**Instructions for the task:** From the entries below, copy every line where the string "icon" appears.

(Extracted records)
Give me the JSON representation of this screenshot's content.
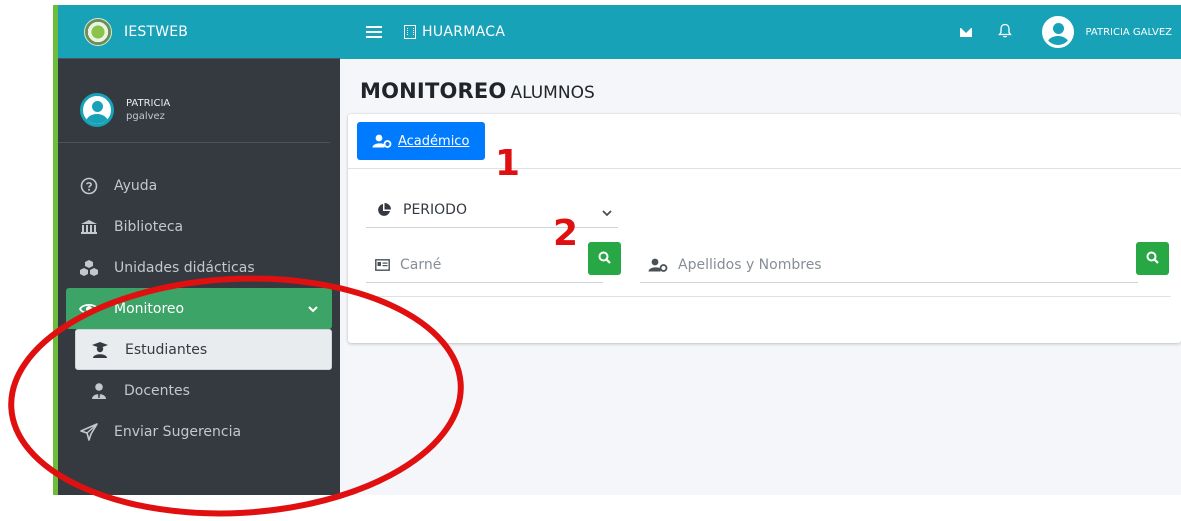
{
  "sidebar": {
    "brand": "IESTWEB",
    "user": {
      "name": "PATRICIA",
      "login": "pgalvez"
    },
    "items": [
      {
        "label": "Ayuda",
        "icon": "question-circle-icon"
      },
      {
        "label": "Biblioteca",
        "icon": "institution-icon"
      },
      {
        "label": "Unidades didácticas",
        "icon": "cubes-icon"
      },
      {
        "label": "Monitoreo",
        "icon": "eye-icon",
        "active": true
      },
      {
        "label": "Estudiantes",
        "icon": "graduate-icon",
        "selected": true
      },
      {
        "label": "Docentes",
        "icon": "teacher-icon"
      },
      {
        "label": "Enviar Sugerencia",
        "icon": "paper-plane-icon"
      }
    ]
  },
  "topbar": {
    "institution": "HUARMACA",
    "user": "PATRICIA GALVEZ"
  },
  "main": {
    "title_strong": "MONITOREO",
    "title_light": "ALUMNOS",
    "tab": "Académico",
    "periodo_label": "PERIODO",
    "carne_placeholder": "Carné",
    "nombres_placeholder": "Apellidos y Nombres"
  },
  "annotations": {
    "step1": "1",
    "step2": "2"
  },
  "colors": {
    "topbar": "#17a2b8",
    "sidebar": "#343a40",
    "active_menu": "#3ba466",
    "primary": "#007bff",
    "search": "#28a745",
    "annotation": "#e01010"
  }
}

**Completed task:**
        "icon": "question-circle-icon"
        "icon": "institution-icon"
        "icon": "cubes-icon"
        "icon": "eye-icon",
        "icon": "graduate-icon",
        "icon": "teacher-icon"
        "icon": "paper-plane-icon"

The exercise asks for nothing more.